Count the lines below that contain the word "true" and give only the number.

* START Data shown *

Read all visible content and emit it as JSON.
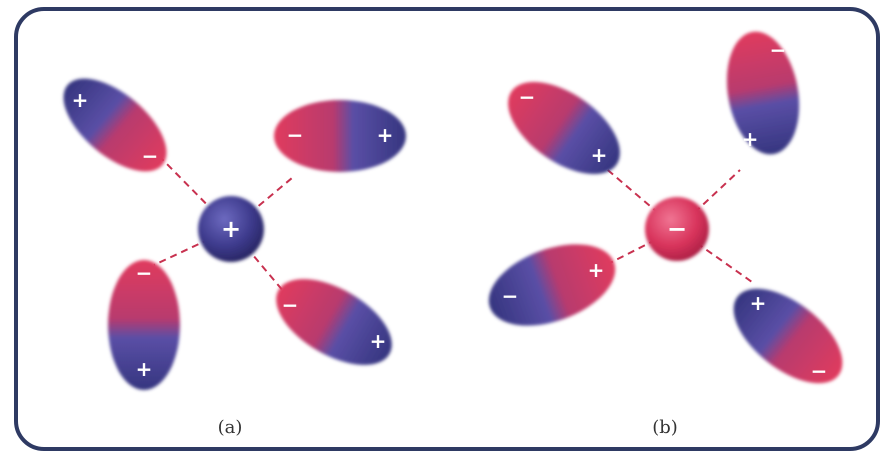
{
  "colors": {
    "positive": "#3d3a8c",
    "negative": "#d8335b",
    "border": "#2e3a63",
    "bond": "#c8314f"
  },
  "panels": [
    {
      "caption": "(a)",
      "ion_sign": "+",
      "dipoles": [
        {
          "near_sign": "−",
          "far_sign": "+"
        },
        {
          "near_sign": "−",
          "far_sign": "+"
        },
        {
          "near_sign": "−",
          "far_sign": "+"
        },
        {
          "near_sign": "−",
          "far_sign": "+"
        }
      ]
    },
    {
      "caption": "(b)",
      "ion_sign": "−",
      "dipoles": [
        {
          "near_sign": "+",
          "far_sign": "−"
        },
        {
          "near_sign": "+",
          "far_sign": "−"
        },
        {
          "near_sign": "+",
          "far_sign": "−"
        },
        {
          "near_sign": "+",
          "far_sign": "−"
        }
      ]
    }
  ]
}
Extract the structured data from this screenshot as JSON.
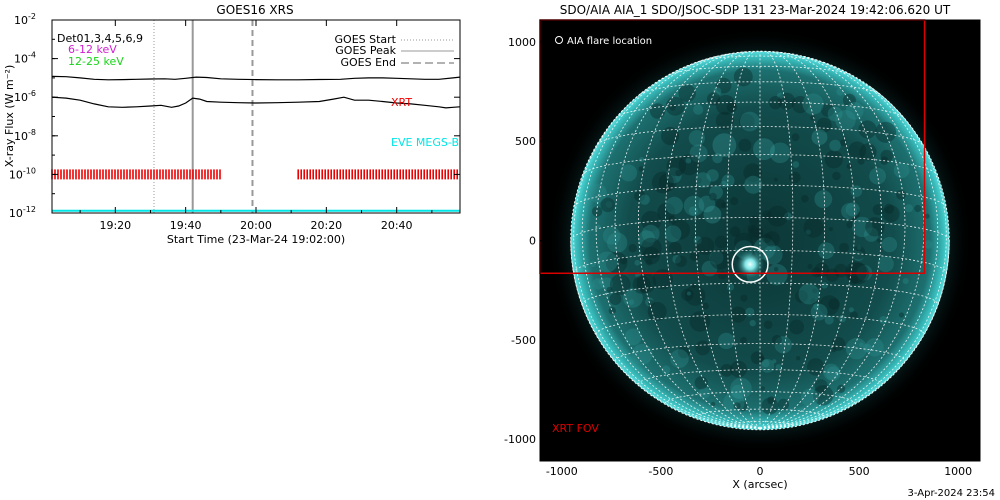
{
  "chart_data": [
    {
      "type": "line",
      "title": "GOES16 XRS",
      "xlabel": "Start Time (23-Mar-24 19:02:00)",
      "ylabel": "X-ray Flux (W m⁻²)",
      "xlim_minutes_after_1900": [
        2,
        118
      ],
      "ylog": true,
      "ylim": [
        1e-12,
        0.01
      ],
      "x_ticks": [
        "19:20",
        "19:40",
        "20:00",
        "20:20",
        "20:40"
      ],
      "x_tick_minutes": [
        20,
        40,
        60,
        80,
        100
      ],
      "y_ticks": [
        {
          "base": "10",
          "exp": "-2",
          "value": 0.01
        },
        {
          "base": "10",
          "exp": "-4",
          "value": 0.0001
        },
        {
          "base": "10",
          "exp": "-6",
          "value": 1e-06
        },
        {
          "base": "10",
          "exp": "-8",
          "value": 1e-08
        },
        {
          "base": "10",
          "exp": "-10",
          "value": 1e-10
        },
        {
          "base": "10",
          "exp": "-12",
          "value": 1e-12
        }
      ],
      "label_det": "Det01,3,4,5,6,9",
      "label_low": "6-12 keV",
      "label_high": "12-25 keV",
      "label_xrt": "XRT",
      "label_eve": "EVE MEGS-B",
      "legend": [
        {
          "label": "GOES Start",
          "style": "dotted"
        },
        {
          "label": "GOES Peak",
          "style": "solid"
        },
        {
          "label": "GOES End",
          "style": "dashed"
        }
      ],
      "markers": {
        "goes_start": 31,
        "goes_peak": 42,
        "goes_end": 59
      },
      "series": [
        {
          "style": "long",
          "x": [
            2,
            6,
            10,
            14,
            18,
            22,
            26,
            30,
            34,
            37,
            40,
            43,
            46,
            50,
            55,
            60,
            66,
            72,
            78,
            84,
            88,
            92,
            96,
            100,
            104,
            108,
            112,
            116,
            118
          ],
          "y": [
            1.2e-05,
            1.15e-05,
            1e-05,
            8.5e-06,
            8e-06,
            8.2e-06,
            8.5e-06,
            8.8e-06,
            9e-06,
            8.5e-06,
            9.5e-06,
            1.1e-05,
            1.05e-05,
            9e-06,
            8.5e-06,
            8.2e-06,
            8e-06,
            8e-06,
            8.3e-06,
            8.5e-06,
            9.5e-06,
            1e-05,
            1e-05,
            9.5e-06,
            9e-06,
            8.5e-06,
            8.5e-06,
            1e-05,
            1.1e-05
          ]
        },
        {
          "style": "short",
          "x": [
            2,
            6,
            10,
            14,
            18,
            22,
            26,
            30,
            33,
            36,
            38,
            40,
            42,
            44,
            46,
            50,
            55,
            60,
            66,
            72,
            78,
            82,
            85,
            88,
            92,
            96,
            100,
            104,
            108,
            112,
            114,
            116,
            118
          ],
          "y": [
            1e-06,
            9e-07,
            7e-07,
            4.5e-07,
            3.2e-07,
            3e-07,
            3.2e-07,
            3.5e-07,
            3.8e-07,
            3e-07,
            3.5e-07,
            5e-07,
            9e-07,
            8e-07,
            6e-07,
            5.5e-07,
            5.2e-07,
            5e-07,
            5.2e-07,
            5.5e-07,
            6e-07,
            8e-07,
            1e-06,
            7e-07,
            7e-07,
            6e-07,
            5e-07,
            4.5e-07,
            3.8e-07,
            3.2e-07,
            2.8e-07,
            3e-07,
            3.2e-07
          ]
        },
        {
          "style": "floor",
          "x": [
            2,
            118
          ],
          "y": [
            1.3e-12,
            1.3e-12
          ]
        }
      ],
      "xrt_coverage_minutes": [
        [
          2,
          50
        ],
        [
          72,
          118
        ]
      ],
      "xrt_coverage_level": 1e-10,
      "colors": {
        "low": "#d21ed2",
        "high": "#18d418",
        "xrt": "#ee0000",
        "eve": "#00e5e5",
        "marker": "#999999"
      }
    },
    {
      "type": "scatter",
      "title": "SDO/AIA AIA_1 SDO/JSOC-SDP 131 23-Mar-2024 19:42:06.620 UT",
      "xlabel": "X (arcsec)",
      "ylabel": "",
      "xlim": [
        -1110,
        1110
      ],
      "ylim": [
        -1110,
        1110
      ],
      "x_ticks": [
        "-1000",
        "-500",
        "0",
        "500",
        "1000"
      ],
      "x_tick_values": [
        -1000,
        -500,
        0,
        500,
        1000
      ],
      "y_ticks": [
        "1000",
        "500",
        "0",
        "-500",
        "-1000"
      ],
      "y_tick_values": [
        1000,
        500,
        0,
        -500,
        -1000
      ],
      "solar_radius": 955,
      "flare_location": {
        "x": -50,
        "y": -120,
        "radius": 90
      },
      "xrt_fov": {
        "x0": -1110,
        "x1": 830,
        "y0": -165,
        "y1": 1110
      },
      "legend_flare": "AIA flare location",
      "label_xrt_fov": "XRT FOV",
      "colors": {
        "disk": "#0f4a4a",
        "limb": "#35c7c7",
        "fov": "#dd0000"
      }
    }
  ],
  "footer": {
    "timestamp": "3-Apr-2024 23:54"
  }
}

* END Data shown *
* START Data shown *

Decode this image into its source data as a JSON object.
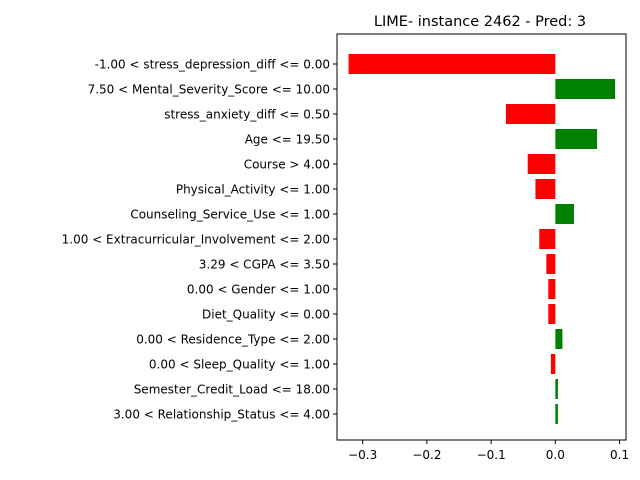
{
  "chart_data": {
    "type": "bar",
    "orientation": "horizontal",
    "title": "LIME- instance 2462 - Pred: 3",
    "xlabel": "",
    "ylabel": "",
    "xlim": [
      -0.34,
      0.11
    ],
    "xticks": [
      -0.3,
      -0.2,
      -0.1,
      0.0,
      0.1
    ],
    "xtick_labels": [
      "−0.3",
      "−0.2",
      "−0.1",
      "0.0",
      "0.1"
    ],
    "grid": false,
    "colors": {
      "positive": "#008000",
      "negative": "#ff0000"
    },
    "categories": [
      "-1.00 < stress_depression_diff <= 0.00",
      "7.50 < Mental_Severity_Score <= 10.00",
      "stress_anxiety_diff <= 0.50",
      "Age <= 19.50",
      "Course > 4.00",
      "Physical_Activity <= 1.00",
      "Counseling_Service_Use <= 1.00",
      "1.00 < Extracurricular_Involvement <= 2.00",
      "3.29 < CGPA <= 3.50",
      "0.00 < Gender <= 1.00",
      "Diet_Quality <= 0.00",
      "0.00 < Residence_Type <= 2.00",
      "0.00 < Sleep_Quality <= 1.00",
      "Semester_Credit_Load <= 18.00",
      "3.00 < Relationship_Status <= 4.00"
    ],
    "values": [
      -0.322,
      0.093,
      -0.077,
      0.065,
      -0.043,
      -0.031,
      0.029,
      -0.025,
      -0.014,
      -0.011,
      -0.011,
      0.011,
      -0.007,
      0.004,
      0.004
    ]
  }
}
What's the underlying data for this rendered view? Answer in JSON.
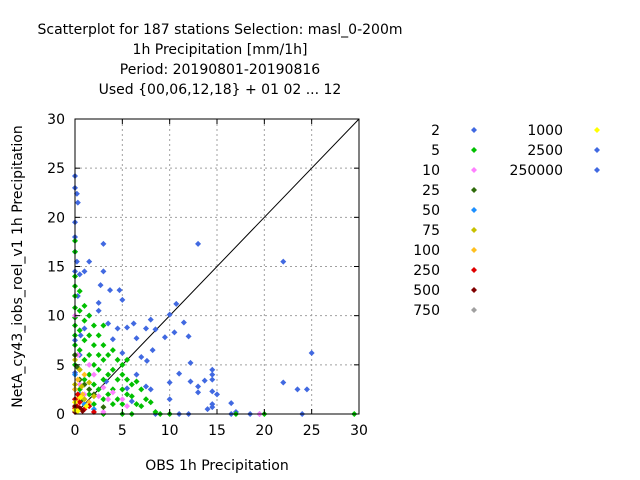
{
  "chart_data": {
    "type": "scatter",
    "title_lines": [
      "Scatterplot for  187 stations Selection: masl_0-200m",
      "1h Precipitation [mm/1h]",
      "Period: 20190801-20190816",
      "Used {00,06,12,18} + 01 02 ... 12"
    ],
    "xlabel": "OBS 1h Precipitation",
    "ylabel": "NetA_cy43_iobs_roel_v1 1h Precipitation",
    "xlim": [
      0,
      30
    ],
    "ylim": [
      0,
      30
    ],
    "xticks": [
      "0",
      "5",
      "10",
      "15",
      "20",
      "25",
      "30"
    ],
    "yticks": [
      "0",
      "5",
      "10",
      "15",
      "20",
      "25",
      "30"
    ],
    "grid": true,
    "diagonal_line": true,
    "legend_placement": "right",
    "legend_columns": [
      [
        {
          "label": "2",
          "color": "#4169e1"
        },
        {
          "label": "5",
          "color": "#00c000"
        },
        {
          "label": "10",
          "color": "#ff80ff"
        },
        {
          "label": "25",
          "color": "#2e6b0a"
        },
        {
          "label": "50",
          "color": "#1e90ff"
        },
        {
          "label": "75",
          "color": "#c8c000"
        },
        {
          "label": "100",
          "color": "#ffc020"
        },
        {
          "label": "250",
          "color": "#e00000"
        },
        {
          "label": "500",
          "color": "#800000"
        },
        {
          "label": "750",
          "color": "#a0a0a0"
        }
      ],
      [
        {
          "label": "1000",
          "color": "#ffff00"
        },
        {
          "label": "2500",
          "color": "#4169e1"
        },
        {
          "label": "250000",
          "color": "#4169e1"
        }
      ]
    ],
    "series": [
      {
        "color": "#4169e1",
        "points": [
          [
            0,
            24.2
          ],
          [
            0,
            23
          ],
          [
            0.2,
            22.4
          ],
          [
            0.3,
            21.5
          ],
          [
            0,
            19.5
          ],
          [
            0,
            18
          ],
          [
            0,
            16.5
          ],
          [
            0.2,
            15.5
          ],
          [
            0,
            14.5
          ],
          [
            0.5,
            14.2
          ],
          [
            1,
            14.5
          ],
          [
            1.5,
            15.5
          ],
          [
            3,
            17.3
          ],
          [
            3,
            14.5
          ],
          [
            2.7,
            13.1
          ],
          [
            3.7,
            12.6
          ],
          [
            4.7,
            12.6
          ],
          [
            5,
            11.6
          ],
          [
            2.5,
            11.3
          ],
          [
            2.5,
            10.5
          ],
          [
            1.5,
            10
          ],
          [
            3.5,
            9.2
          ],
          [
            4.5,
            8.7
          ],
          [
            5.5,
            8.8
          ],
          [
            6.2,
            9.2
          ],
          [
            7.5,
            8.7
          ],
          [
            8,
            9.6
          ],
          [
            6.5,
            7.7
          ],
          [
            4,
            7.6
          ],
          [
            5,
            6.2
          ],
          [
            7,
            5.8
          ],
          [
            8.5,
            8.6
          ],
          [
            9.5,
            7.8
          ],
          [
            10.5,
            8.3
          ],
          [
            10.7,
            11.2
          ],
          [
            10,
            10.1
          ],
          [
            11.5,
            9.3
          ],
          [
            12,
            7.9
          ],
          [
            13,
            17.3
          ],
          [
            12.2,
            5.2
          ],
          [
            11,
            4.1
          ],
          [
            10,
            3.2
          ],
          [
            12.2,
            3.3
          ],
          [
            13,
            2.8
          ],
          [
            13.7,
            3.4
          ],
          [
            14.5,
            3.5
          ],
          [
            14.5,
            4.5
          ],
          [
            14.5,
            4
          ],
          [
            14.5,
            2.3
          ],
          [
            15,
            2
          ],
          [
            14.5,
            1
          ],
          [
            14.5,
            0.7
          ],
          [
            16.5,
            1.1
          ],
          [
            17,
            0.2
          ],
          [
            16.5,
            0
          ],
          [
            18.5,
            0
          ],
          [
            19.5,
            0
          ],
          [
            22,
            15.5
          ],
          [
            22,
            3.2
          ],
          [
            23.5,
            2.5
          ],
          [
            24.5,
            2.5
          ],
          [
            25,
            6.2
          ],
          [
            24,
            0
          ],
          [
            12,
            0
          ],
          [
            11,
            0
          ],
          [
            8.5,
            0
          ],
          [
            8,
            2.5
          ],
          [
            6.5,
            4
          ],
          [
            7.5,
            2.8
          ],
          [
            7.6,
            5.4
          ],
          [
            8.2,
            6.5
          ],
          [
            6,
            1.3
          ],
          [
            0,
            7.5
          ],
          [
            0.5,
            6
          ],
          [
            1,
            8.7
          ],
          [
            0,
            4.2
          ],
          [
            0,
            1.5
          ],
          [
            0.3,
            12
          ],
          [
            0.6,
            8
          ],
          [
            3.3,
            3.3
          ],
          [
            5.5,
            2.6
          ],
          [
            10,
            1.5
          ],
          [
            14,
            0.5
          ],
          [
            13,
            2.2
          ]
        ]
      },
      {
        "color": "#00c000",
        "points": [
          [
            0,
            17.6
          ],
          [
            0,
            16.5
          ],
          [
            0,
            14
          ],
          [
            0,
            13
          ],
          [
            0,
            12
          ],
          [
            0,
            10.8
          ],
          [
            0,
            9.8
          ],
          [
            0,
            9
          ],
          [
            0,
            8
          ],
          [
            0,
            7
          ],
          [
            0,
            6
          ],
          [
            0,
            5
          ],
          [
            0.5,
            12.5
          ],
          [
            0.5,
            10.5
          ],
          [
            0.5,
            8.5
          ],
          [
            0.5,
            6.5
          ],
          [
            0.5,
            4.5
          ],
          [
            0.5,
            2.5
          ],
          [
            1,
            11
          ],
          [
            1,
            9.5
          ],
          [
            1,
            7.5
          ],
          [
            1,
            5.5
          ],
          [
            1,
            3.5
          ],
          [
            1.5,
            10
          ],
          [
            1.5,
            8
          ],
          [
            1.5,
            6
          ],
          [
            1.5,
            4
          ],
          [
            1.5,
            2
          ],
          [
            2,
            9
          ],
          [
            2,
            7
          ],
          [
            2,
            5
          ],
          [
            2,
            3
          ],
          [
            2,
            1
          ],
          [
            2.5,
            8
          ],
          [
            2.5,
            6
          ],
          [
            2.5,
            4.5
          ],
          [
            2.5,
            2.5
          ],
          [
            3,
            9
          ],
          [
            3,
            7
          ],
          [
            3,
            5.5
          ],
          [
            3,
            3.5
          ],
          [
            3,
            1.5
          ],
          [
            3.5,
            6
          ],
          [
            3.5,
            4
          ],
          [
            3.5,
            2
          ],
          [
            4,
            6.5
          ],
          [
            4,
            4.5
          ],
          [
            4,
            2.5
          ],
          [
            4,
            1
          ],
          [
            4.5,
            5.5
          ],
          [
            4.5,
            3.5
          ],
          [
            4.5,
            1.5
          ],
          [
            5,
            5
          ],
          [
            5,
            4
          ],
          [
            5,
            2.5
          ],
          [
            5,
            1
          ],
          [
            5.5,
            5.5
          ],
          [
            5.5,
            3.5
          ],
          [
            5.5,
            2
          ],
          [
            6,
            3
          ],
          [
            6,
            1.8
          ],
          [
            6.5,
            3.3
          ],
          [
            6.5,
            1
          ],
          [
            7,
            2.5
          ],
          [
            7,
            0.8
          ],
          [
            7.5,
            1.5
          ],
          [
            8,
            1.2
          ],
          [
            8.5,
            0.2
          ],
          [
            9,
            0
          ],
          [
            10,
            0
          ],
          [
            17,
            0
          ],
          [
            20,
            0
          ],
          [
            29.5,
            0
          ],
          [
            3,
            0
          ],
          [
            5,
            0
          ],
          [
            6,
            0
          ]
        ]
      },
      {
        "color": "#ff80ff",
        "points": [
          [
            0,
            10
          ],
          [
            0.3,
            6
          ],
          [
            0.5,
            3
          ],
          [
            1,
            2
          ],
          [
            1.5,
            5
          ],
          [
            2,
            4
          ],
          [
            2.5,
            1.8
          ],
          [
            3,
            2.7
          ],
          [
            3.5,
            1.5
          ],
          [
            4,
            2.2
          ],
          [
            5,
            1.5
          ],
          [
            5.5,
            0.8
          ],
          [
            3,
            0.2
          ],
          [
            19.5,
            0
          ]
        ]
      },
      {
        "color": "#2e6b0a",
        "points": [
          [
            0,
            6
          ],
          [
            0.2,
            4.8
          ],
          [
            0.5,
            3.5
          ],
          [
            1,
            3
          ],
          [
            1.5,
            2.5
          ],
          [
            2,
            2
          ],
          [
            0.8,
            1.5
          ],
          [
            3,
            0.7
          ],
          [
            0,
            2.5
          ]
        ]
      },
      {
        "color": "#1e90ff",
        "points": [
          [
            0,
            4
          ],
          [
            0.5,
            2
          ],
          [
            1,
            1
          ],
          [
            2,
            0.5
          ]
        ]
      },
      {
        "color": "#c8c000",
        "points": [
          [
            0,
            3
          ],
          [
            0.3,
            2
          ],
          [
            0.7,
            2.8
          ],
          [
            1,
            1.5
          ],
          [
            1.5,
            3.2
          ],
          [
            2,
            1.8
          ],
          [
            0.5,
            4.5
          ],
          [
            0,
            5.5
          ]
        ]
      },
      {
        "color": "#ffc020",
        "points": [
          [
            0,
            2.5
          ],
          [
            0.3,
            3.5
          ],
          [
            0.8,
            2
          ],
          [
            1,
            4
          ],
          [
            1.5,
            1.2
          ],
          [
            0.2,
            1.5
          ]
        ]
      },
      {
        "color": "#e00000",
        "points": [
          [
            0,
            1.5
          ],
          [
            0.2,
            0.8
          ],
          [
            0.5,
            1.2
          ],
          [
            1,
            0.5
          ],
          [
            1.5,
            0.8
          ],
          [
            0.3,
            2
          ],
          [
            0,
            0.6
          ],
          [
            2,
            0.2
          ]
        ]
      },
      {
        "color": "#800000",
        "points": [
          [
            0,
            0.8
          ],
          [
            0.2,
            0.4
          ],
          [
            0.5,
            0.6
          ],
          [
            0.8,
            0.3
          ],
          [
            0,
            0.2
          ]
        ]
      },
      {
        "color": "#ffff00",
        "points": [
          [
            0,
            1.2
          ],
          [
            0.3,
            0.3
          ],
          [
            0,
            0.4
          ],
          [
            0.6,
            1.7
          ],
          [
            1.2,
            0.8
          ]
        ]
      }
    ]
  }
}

* END Data shown *

_The result_: 3